**ENTRIES**
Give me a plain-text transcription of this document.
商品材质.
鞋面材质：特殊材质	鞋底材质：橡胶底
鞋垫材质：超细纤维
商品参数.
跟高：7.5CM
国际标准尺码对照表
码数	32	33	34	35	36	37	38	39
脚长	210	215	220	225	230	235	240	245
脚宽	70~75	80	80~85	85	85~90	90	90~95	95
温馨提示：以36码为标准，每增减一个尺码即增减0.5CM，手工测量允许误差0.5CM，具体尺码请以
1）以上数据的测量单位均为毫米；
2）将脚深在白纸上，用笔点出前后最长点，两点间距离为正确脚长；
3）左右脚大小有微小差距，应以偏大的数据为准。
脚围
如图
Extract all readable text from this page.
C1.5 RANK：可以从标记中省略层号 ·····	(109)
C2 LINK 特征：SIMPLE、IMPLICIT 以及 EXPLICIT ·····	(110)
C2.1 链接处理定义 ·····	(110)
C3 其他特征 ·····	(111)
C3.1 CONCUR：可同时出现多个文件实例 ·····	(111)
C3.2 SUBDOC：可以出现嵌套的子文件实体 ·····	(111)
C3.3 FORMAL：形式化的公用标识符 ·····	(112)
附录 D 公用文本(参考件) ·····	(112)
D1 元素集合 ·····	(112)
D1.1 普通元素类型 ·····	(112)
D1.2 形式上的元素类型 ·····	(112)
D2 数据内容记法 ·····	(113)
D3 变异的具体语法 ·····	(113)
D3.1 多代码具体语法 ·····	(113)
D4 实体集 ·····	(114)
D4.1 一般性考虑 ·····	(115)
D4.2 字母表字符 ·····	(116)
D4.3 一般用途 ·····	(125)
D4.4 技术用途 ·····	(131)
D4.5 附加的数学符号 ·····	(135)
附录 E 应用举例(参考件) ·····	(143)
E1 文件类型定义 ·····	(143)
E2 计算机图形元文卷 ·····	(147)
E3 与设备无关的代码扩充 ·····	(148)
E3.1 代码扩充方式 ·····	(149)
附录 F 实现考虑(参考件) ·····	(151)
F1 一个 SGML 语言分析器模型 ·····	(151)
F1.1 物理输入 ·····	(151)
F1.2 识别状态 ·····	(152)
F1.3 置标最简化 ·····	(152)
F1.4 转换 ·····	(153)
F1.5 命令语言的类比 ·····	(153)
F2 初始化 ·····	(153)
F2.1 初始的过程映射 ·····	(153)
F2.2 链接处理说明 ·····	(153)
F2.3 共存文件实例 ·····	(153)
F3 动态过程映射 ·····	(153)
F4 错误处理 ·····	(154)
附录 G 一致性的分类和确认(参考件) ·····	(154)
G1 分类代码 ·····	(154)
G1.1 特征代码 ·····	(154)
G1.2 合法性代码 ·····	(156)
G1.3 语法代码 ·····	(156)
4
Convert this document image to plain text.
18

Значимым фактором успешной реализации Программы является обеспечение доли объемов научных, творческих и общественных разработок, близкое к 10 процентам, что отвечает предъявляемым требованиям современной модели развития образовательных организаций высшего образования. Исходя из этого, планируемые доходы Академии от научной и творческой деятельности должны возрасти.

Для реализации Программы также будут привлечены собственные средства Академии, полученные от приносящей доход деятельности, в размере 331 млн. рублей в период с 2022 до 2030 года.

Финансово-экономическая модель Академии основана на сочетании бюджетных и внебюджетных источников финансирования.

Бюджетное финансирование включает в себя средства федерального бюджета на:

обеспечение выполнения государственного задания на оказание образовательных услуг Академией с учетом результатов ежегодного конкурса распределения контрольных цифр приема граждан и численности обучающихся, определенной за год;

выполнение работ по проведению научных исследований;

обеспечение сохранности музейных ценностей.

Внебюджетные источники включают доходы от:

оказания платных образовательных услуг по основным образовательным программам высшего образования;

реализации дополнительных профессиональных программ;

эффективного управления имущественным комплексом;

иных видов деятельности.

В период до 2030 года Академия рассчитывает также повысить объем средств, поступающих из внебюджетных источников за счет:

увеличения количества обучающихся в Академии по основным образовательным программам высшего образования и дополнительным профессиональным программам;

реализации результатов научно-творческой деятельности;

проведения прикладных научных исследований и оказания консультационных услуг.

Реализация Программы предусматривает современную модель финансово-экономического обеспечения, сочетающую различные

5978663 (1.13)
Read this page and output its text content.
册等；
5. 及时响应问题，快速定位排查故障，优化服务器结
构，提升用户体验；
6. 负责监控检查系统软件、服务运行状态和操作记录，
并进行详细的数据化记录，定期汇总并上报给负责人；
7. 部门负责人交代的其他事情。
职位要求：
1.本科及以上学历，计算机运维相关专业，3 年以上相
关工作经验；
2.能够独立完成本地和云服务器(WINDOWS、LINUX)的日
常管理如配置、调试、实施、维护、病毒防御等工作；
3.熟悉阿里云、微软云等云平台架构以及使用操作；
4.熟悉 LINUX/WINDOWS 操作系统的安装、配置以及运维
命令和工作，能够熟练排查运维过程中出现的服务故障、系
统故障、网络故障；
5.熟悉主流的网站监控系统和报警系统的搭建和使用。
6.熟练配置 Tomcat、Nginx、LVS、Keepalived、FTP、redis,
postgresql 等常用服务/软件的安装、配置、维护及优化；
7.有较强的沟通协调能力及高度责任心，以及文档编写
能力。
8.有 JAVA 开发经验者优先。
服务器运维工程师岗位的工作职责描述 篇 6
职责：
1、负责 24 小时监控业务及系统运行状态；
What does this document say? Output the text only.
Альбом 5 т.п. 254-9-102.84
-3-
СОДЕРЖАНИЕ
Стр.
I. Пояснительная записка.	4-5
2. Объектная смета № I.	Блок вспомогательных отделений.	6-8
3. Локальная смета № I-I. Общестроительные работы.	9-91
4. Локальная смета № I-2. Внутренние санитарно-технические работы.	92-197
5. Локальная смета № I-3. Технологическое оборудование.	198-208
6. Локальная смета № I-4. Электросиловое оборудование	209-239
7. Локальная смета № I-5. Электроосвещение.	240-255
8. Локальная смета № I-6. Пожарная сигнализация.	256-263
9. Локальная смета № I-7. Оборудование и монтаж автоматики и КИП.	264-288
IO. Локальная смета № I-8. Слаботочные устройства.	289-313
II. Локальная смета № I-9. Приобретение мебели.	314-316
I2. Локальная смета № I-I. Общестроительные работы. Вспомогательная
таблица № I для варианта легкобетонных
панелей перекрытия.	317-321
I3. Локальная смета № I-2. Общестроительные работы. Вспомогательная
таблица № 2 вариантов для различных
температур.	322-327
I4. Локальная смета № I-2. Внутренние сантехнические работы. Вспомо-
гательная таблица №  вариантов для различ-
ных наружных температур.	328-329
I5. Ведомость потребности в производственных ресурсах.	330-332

**PROBLEM TO SOLVE**
Extract the listing in its entirety, matching it exactly.

**EXERCISE ANSWER**
Give me a plain-text transcription of this document.
商品材质.
鞋面材质：特殊材质	鞋底材质：橡胶底
鞋垫材质：超细纤维
商品参数.
跟高：7.5CM
国际标准尺码对照表
码数	32	33	34	35	36	37	38	39
脚长	210	215	220	225	230	235	240	245
脚宽	70~75	80	80~85	85	85~90	90	90~95	95
温馨提示：以36码为标准，每增减一个尺码即增减0.5CM，手工测量允许误差0.5CM，具体尺码请以
1）以上数据的测量单位均为毫米；
2）将脚深在白纸上，用笔点出前后最长点，两点间距离为正确脚长；
3）左右脚大小有微小差距，应以偏大的数据为准。
脚围
如图
Extract all readable text from this page.
C1.5 RANK：可以从标记中省略层号 ·····	(109)
C2 LINK 特征：SIMPLE、IMPLICIT 以及 EXPLICIT ·····	(110)
C2.1 链接处理定义 ·····	(110)
C3 其他特征 ·····	(111)
C3.1 CONCUR：可同时出现多个文件实例 ·····	(111)
C3.2 SUBDOC：可以出现嵌套的子文件实体 ·····	(111)
C3.3 FORMAL：形式化的公用标识符 ·····	(112)
附录 D 公用文本(参考件) ·····	(112)
D1 元素集合 ·····	(112)
D1.1 普通元素类型 ·····	(112)
D1.2 形式上的元素类型 ·····	(112)
D2 数据内容记法 ·····	(113)
D3 变异的具体语法 ·····	(113)
D3.1 多代码具体语法 ·····	(113)
D4 实体集 ·····	(114)
D4.1 一般性考虑 ·····	(115)
D4.2 字母表字符 ·····	(116)
D4.3 一般用途 ·····	(125)
D4.4 技术用途 ·····	(131)
D4.5 附加的数学符号 ·····	(135)
附录 E 应用举例(参考件) ·····	(143)
E1 文件类型定义 ·····	(143)
E2 计算机图形元文卷 ·····	(147)
E3 与设备无关的代码扩充 ·····	(148)
E3.1 代码扩充方式 ·····	(149)
附录 F 实现考虑(参考件) ·····	(151)
F1 一个 SGML 语言分析器模型 ·····	(151)
F1.1 物理输入 ·····	(151)
F1.2 识别状态 ·····	(152)
F1.3 置标最简化 ·····	(152)
F1.4 转换 ·····	(153)
F1.5 命令语言的类比 ·····	(153)
F2 初始化 ·····	(153)
F2.1 初始的过程映射 ·····	(153)
F2.2 链接处理说明 ·····	(153)
F2.3 共存文件实例 ·····	(153)
F3 动态过程映射 ·····	(153)
F4 错误处理 ·····	(154)
附录 G 一致性的分类和确认(参考件) ·····	(154)
G1 分类代码 ·····	(154)
G1.1 特征代码 ·····	(154)
G1.2 合法性代码 ·····	(156)
G1.3 语法代码 ·····	(156)
4
Convert this document image to plain text.
18

Значимым фактором успешной реализации Программы является обеспечение доли объемов научных, творческих и общественных разработок, близкое к 10 процентам, что отвечает предъявляемым требованиям современной модели развития образовательных организаций высшего образования. Исходя из этого, планируемые доходы Академии от научной и творческой деятельности должны возрасти.

Для реализации Программы также будут привлечены собственные средства Академии, полученные от приносящей доход деятельности, в размере 331 млн. рублей в период с 2022 до 2030 года.

Финансово-экономическая модель Академии основана на сочетании бюджетных и внебюджетных источников финансирования.

Бюджетное финансирование включает в себя средства федерального бюджета на:

обеспечение выполнения государственного задания на оказание образовательных услуг Академией с учетом результатов ежегодного конкурса распределения контрольных цифр приема граждан и численности обучающихся, определенной за год;

выполнение работ по проведению научных исследований;

обеспечение сохранности музейных ценностей.

Внебюджетные источники включают доходы от:

оказания платных образовательных услуг по основным образовательным программам высшего образования;

реализации дополнительных профессиональных программ;

эффективного управления имущественным комплексом;

иных видов деятельности.

В период до 2030 года Академия рассчитывает также повысить объем средств, поступающих из внебюджетных источников за счет:

увеличения количества обучающихся в Академии по основным образовательным программам высшего образования и дополнительным профессиональным программам;

реализации результатов научно-творческой деятельности;

проведения прикладных научных исследований и оказания консультационных услуг.

Реализация Программы предусматривает современную модель финансово-экономического обеспечения, сочетающую различные

5978663 (1.13)
Read this page and output its text content.
册等；
5. 及时响应问题，快速定位排查故障，优化服务器结
构，提升用户体验；
6. 负责监控检查系统软件、服务运行状态和操作记录，
并进行详细的数据化记录，定期汇总并上报给负责人；
7. 部门负责人交代的其他事情。
职位要求：
1.本科及以上学历，计算机运维相关专业，3 年以上相
关工作经验；
2.能够独立完成本地和云服务器(WINDOWS、LINUX)的日
常管理如配置、调试、实施、维护、病毒防御等工作；
3.熟悉阿里云、微软云等云平台架构以及使用操作；
4.熟悉 LINUX/WINDOWS 操作系统的安装、配置以及运维
命令和工作，能够熟练排查运维过程中出现的服务故障、系
统故障、网络故障；
5.熟悉主流的网站监控系统和报警系统的搭建和使用。
6.熟练配置 Tomcat、Nginx、LVS、Keepalived、FTP、redis,
postgresql 等常用服务/软件的安装、配置、维护及优化；
7.有较强的沟通协调能力及高度责任心，以及文档编写
能力。
8.有 JAVA 开发经验者优先。
服务器运维工程师岗位的工作职责描述 篇 6
职责：
1、负责 24 小时监控业务及系统运行状态；
What does this document say? Output the text only.
Альбом 5 т.п. 254-9-102.84
-3-
СОДЕРЖАНИЕ
Стр.
I. Пояснительная записка.	4-5
2. Объектная смета № I.	Блок вспомогательных отделений.	6-8
3. Локальная смета № I-I. Общестроительные работы.	9-91
4. Локальная смета № I-2. Внутренние санитарно-технические работы.	92-197
5. Локальная смета № I-3. Технологическое оборудование.	198-208
6. Локальная смета № I-4. Электросиловое оборудование	209-239
7. Локальная смета № I-5. Электроосвещение.	240-255
8. Локальная смета № I-6. Пожарная сигнализация.	256-263
9. Локальная смета № I-7. Оборудование и монтаж автоматики и КИП.	264-288
IO. Локальная смета № I-8. Слаботочные устройства.	289-313
II. Локальная смета № I-9. Приобретение мебели.	314-316
I2. Локальная смета № I-I. Общестроительные работы. Вспомогательная
таблица № I для варианта легкобетонных
панелей перекрытия.	317-321
I3. Локальная смета № I-2. Общестроительные работы. Вспомогательная
таблица № 2 вариантов для различных
температур.	322-327
I4. Локальная смета № I-2. Внутренние сантехнические работы. Вспомо-
гательная таблица №  вариантов для различ-
ных наружных температур.	328-329
I5. Ведомость потребности в производственных ресурсах.	330-332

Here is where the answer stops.